◆ **EXERCISE OBJECTIVE**: Scan each line of the records for the word "Breakup" and extract the ones that have it.

◆ **THE RECORDS**:
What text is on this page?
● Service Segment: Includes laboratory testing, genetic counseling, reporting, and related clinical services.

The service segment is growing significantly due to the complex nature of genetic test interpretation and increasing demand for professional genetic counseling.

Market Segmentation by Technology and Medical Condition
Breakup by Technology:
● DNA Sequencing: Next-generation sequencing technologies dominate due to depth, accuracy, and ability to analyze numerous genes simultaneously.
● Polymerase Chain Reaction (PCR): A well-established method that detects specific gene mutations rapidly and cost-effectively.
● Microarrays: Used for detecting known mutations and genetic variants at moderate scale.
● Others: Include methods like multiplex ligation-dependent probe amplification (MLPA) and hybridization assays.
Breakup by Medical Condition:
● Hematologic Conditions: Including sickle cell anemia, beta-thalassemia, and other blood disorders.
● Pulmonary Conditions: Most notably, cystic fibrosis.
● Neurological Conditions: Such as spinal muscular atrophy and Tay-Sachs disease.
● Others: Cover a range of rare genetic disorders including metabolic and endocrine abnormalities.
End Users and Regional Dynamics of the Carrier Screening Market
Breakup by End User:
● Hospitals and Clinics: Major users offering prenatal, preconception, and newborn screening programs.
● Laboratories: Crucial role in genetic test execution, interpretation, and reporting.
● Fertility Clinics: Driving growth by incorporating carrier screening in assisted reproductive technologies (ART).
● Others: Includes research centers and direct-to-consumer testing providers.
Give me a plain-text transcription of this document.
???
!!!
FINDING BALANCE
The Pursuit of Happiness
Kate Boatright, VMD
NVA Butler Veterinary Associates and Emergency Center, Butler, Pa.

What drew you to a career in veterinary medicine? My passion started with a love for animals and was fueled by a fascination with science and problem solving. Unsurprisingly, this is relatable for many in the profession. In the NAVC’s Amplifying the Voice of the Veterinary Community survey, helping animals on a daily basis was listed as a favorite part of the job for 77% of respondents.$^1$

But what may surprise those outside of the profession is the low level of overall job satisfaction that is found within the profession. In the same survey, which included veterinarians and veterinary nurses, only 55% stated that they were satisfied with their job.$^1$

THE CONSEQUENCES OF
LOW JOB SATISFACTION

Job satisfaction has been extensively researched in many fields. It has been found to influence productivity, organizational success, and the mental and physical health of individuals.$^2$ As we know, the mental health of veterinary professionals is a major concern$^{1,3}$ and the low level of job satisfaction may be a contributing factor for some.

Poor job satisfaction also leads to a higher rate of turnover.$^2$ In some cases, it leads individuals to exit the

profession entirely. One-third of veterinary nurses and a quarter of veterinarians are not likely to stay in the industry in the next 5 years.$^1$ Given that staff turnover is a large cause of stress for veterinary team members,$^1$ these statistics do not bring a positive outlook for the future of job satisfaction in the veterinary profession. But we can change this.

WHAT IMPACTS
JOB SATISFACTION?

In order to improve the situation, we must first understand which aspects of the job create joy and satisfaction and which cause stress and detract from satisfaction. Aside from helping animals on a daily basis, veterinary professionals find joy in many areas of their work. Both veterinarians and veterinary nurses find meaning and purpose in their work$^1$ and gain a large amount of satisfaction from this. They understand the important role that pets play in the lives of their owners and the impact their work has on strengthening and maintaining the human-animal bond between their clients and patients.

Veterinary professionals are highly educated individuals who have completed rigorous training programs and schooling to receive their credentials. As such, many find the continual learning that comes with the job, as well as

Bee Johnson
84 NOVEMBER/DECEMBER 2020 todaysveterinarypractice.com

◆ **TASK RESULT**:
Breakup by Technology:
Breakup by Medical Condition:
Breakup by End User:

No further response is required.